YOUR INSTRUCTIONS
Every line below should be copied exactly; drop the pictures.

ITEMS
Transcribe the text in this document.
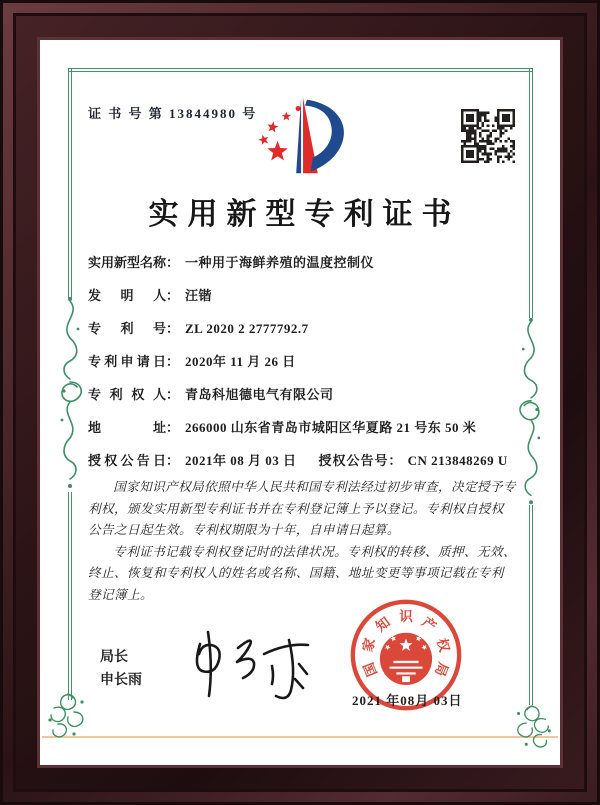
证 书 号 第 13844980 号
实用新型专利证书
实用新型名称： 一种用于海鲜养殖的温度控制仪
发明人： 汪锴
专利号： ZL 2020 2 2777792.7
专利申请日： 2020年 11 月 26 日
专利权人： 青岛科旭德电气有限公司
地址： 266000 山东省青岛市城阳区华夏路 21 号东 50 米
授权公告日： 2021年 08 月 03 日 授权公告号： CN 213848269 U

国家知识产权局依照中华人民共和国专利法经过初步审查，决定授予专利权，颁发实用新型专利证书并在专利登记簿上予以登记。专利权自授权公告之日起生效。专利权期限为十年，自申请日起算。

专利证书记载专利权登记时的法律状况。专利权的转移、质押、无效、终止、恢复和专利权人的姓名或名称、国籍、地址变更等事项记载在专利登记簿上。

局长
申长雨
国
家
知 识 产
权
局
2021 年08月 03日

FULL RESPONSE
Transcribe the text in this document.
证 书 号 第 13844980 号
实用新型专利证书
实用新型名称： 一种用于海鲜养殖的温度控制仪
发明人： 汪锴
专利号： ZL 2020 2 2777792.7
专利申请日： 2020年 11 月 26 日
专利权人： 青岛科旭德电气有限公司
地址： 266000 山东省青岛市城阳区华夏路 21 号东 50 米
授权公告日： 2021年 08 月 03 日 授权公告号： CN 213848269 U

国家知识产权局依照中华人民共和国专利法经过初步审查，决定授予专利权，颁发实用新型专利证书并在专利登记簿上予以登记。专利权自授权公告之日起生效。专利权期限为十年，自申请日起算。

专利证书记载专利权登记时的法律状况。专利权的转移、质押、无效、终止、恢复和专利权人的姓名或名称、国籍、地址变更等事项记载在专利登记簿上。

局长
申长雨
国
家
知 识 产
权
局
2021 年08月 03日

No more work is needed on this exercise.